SELECTED EXTRACT:
_____
Takeaway: Take HIPAA seriously! Keep track of where your PHI data extends! Beware of your business associates (a.k.a third parties ) and revise your terms of agreements with these parties!

Website Scripts: The Malicious Ones

The famous British Airways and Ticketmaster breach increased attention to JavaScript vulnerabilities on web sites. The so-called “Skimming” or “Magecart attack” targeted finance-related data. British Airways is currently facing a £183M fine imposed by UK’s GDPR watchdog, ICO.

  • Magecart attackers inserted card-skimming scripts into the subscription website for the Forbes print magazine. The affected site was brought down not long after the issue was found.
  • Another Magecart card-skimming code has been implanted to checkout and wallet page on the payment portal of Macy’s. The malicious code is believed to capture financial and other personal data submitted by customers, including names, physical addresses, ZIP codes, e-mail addresses, and Payment card numbers, card security codes, and expiration dates.

Takeaway: An ecosystem map of CDN (Content Delivery Network) and the security perspective is a must. NormShield is currently the only company that checks CDN security among security- rating service providers.

Data Centers & Hosting Providers

Many companies use cloud services to store sometimes sensitive data and perform cloud-based applications. They also leverage hosting providers to manage their websites.

Although cloud and hosting providers are usually secure, sometimes misconfiguration of servers or cyber attacks expose sensitive data.

  • Image-I-Nation Technologies, a third-party providing software and hosting services to Equifax, Experian and TransUnion have been breached. The attack took place through unauthorized access to the software firm’s database containing personal information. The exposed data possibly included Social Security numbers, names, dates of birth and home addresses.
  • The Plead malware, leveraging a MiTM attack, took aim on ASUS web storage software, ASUS’s cloud storage service. The vulnerability puts the users of the cloud platform at risk.
_____
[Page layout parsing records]
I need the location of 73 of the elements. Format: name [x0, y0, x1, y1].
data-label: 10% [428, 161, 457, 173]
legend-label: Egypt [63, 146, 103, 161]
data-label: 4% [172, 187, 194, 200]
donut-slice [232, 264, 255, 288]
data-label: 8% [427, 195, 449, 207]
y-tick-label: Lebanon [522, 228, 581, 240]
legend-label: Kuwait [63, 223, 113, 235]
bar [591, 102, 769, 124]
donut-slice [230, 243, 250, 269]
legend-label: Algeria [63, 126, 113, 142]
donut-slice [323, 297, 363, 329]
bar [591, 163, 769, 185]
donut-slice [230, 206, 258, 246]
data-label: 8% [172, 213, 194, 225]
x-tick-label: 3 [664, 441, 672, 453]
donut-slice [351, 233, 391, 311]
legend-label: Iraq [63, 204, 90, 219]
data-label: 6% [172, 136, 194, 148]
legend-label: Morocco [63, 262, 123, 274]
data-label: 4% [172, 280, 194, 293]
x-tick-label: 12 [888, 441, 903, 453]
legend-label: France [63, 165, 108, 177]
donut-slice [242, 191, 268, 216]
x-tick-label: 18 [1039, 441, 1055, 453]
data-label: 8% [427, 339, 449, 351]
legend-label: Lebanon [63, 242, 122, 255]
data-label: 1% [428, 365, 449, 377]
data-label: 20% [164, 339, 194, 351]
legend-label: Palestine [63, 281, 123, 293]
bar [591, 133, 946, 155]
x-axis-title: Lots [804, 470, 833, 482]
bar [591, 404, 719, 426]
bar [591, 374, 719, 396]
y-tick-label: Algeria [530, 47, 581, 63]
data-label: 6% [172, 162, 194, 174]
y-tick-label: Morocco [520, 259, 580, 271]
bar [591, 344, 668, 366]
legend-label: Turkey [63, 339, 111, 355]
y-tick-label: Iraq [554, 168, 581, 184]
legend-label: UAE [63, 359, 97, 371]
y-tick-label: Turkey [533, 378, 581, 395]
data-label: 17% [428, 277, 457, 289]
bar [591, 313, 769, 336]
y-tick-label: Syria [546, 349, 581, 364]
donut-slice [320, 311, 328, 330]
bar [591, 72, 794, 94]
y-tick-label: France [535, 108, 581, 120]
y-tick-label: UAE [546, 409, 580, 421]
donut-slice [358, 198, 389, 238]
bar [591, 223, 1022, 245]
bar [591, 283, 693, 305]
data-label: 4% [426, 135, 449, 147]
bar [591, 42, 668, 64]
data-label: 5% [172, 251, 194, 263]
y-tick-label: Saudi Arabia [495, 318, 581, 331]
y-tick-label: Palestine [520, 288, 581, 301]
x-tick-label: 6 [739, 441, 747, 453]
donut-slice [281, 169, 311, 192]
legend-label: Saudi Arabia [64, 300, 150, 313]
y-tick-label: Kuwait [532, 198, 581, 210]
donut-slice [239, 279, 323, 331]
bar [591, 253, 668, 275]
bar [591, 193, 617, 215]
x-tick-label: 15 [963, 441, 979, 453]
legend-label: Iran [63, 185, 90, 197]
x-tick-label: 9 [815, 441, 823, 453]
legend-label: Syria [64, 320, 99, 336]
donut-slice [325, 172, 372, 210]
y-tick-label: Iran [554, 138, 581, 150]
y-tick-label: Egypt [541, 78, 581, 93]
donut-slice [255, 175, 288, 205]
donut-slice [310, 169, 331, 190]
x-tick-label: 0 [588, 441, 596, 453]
_____
PROBLEMS AND TASKS:
[1] In the text on third-party security breaches, what fine is British Airways facing, and who imposed it?
[2] Translate this sentence from the text on third-party security breaches into Spanish: "The affected site was brought down not long after the issue was found."

ANSWERS PER TASK:
[1] British Airways is facing a £183M fine imposed by the ICO, the UK's GDPR watchdog.

[2] El sitio afectado fue desactivado poco después de que se descubriera el problema.